=== Source records ===
◇ ◇ ◇ ◇ ◇ ◇ ◇

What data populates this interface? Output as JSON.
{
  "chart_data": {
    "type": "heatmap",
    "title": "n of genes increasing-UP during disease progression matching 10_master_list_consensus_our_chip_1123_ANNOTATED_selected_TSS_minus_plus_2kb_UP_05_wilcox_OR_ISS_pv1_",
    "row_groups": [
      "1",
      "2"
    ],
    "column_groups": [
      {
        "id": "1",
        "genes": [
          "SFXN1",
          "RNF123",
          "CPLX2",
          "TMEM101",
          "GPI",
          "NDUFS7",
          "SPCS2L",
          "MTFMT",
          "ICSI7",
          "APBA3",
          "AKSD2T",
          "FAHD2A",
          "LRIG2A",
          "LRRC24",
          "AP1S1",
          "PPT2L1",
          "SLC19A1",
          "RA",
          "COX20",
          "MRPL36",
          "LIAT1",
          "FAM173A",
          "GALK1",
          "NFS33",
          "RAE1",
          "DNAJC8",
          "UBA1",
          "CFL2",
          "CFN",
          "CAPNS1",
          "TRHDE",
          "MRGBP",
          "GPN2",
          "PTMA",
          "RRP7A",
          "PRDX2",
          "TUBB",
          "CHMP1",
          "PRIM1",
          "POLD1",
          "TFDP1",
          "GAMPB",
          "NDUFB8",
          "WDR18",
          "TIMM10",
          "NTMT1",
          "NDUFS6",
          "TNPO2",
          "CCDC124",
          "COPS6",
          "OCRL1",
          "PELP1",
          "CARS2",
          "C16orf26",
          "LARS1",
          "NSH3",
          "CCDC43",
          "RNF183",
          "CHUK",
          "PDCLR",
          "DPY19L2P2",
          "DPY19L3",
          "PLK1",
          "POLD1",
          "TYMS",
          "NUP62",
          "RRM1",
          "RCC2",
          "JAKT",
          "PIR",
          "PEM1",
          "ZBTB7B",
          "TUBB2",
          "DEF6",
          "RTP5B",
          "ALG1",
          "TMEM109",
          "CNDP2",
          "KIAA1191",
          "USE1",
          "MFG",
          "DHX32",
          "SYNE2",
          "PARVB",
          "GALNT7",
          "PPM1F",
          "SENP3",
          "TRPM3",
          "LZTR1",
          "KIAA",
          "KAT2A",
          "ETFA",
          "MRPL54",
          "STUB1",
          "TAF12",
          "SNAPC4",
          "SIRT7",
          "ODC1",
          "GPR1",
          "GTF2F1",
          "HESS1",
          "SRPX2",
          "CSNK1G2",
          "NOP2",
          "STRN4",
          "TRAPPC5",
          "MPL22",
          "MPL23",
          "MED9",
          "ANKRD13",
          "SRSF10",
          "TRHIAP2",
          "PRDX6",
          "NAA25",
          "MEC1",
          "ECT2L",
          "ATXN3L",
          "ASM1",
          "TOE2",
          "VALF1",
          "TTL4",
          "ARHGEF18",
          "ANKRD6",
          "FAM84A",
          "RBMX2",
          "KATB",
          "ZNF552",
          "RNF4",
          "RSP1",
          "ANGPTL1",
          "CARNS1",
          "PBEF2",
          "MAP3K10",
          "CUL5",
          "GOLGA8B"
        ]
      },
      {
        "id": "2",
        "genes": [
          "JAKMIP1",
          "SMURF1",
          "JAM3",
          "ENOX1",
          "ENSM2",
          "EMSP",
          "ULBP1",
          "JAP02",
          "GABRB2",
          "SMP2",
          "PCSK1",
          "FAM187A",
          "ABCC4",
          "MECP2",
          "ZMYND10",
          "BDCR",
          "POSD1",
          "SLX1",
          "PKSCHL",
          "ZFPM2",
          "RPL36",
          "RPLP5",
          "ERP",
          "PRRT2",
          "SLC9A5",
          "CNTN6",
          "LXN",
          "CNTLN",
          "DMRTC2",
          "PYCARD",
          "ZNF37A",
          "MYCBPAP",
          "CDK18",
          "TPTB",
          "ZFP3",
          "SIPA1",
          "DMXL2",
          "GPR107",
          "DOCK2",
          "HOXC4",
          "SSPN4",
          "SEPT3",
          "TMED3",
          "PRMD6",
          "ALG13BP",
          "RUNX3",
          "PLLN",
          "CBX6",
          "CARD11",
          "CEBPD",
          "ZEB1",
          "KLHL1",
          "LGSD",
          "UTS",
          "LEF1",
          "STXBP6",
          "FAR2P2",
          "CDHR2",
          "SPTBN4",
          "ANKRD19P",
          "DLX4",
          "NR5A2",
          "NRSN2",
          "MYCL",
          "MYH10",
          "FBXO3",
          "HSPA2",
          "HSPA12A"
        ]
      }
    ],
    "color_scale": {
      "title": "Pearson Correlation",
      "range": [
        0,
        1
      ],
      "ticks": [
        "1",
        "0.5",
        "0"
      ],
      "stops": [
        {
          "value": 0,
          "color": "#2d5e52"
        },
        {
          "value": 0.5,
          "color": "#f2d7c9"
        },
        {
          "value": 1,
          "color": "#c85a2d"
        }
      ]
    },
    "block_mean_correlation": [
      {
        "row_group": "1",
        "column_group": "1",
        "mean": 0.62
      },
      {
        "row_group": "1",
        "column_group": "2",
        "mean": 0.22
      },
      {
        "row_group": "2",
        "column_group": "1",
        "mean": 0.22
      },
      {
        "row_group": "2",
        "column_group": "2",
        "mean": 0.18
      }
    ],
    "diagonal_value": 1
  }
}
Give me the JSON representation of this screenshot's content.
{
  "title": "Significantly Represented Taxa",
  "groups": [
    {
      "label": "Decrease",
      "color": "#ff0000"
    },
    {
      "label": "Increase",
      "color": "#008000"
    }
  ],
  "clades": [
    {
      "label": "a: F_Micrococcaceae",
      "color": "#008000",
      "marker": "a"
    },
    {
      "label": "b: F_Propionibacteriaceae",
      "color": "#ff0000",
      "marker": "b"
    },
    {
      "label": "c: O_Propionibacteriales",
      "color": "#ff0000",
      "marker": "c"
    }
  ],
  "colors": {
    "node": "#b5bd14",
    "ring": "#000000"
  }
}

◇ ◇ ◇ ◇ ◇ ◇ ◇

=== Task goal ===
Your task is to repeat every entry exactly.

=== Answer ===
What data populates this interface? Output as JSON.
{
  "chart_data": {
    "type": "heatmap",
    "title": "n of genes increasing-UP during disease progression matching 10_master_list_consensus_our_chip_1123_ANNOTATED_selected_TSS_minus_plus_2kb_UP_05_wilcox_OR_ISS_pv1_",
    "row_groups": [
      "1",
      "2"
    ],
    "column_groups": [
      {
        "id": "1",
        "genes": [
          "SFXN1",
          "RNF123",
          "CPLX2",
          "TMEM101",
          "GPI",
          "NDUFS7",
          "SPCS2L",
          "MTFMT",
          "ICSI7",
          "APBA3",
          "AKSD2T",
          "FAHD2A",
          "LRIG2A",
          "LRRC24",
          "AP1S1",
          "PPT2L1",
          "SLC19A1",
          "RA",
          "COX20",
          "MRPL36",
          "LIAT1",
          "FAM173A",
          "GALK1",
          "NFS33",
          "RAE1",
          "DNAJC8",
          "UBA1",
          "CFL2",
          "CFN",
          "CAPNS1",
          "TRHDE",
          "MRGBP",
          "GPN2",
          "PTMA",
          "RRP7A",
          "PRDX2",
          "TUBB",
          "CHMP1",
          "PRIM1",
          "POLD1",
          "TFDP1",
          "GAMPB",
          "NDUFB8",
          "WDR18",
          "TIMM10",
          "NTMT1",
          "NDUFS6",
          "TNPO2",
          "CCDC124",
          "COPS6",
          "OCRL1",
          "PELP1",
          "CARS2",
          "C16orf26",
          "LARS1",
          "NSH3",
          "CCDC43",
          "RNF183",
          "CHUK",
          "PDCLR",
          "DPY19L2P2",
          "DPY19L3",
          "PLK1",
          "POLD1",
          "TYMS",
          "NUP62",
          "RRM1",
          "RCC2",
          "JAKT",
          "PIR",
          "PEM1",
          "ZBTB7B",
          "TUBB2",
          "DEF6",
          "RTP5B",
          "ALG1",
          "TMEM109",
          "CNDP2",
          "KIAA1191",
          "USE1",
          "MFG",
          "DHX32",
          "SYNE2",
          "PARVB",
          "GALNT7",
          "PPM1F",
          "SENP3",
          "TRPM3",
          "LZTR1",
          "KIAA",
          "KAT2A",
          "ETFA",
          "MRPL54",
          "STUB1",
          "TAF12",
          "SNAPC4",
          "SIRT7",
          "ODC1",
          "GPR1",
          "GTF2F1",
          "HESS1",
          "SRPX2",
          "CSNK1G2",
          "NOP2",
          "STRN4",
          "TRAPPC5",
          "MPL22",
          "MPL23",
          "MED9",
          "ANKRD13",
          "SRSF10",
          "TRHIAP2",
          "PRDX6",
          "NAA25",
          "MEC1",
          "ECT2L",
          "ATXN3L",
          "ASM1",
          "TOE2",
          "VALF1",
          "TTL4",
          "ARHGEF18",
          "ANKRD6",
          "FAM84A",
          "RBMX2",
          "KATB",
          "ZNF552",
          "RNF4",
          "RSP1",
          "ANGPTL1",
          "CARNS1",
          "PBEF2",
          "MAP3K10",
          "CUL5",
          "GOLGA8B"
        ]
      },
      {
        "id": "2",
        "genes": [
          "JAKMIP1",
          "SMURF1",
          "JAM3",
          "ENOX1",
          "ENSM2",
          "EMSP",
          "ULBP1",
          "JAP02",
          "GABRB2",
          "SMP2",
          "PCSK1",
          "FAM187A",
          "ABCC4",
          "MECP2",
          "ZMYND10",
          "BDCR",
          "POSD1",
          "SLX1",
          "PKSCHL",
          "ZFPM2",
          "RPL36",
          "RPLP5",
          "ERP",
          "PRRT2",
          "SLC9A5",
          "CNTN6",
          "LXN",
          "CNTLN",
          "DMRTC2",
          "PYCARD",
          "ZNF37A",
          "MYCBPAP",
          "CDK18",
          "TPTB",
          "ZFP3",
          "SIPA1",
          "DMXL2",
          "GPR107",
          "DOCK2",
          "HOXC4",
          "SSPN4",
          "SEPT3",
          "TMED3",
          "PRMD6",
          "ALG13BP",
          "RUNX3",
          "PLLN",
          "CBX6",
          "CARD11",
          "CEBPD",
          "ZEB1",
          "KLHL1",
          "LGSD",
          "UTS",
          "LEF1",
          "STXBP6",
          "FAR2P2",
          "CDHR2",
          "SPTBN4",
          "ANKRD19P",
          "DLX4",
          "NR5A2",
          "NRSN2",
          "MYCL",
          "MYH10",
          "FBXO3",
          "HSPA2",
          "HSPA12A"
        ]
      }
    ],
    "color_scale": {
      "title": "Pearson Correlation",
      "range": [
        0,
        1
      ],
      "ticks": [
        "1",
        "0.5",
        "0"
      ],
      "stops": [
        {
          "value": 0,
          "color": "#2d5e52"
        },
        {
          "value": 0.5,
          "color": "#f2d7c9"
        },
        {
          "value": 1,
          "color": "#c85a2d"
        }
      ]
    },
    "block_mean_correlation": [
      {
        "row_group": "1",
        "column_group": "1",
        "mean": 0.62
      },
      {
        "row_group": "1",
        "column_group": "2",
        "mean": 0.22
      },
      {
        "row_group": "2",
        "column_group": "1",
        "mean": 0.22
      },
      {
        "row_group": "2",
        "column_group": "2",
        "mean": 0.18
      }
    ],
    "diagonal_value": 1
  }
}
Give me the JSON representation of this screenshot's content.
{
  "title": "Significantly Represented Taxa",
  "groups": [
    {
      "label": "Decrease",
      "color": "#ff0000"
    },
    {
      "label": "Increase",
      "color": "#008000"
    }
  ],
  "clades": [
    {
      "label": "a: F_Micrococcaceae",
      "color": "#008000",
      "marker": "a"
    },
    {
      "label": "b: F_Propionibacteriaceae",
      "color": "#ff0000",
      "marker": "b"
    },
    {
      "label": "c: O_Propionibacteriales",
      "color": "#ff0000",
      "marker": "c"
    }
  ],
  "colors": {
    "node": "#b5bd14",
    "ring": "#000000"
  }
}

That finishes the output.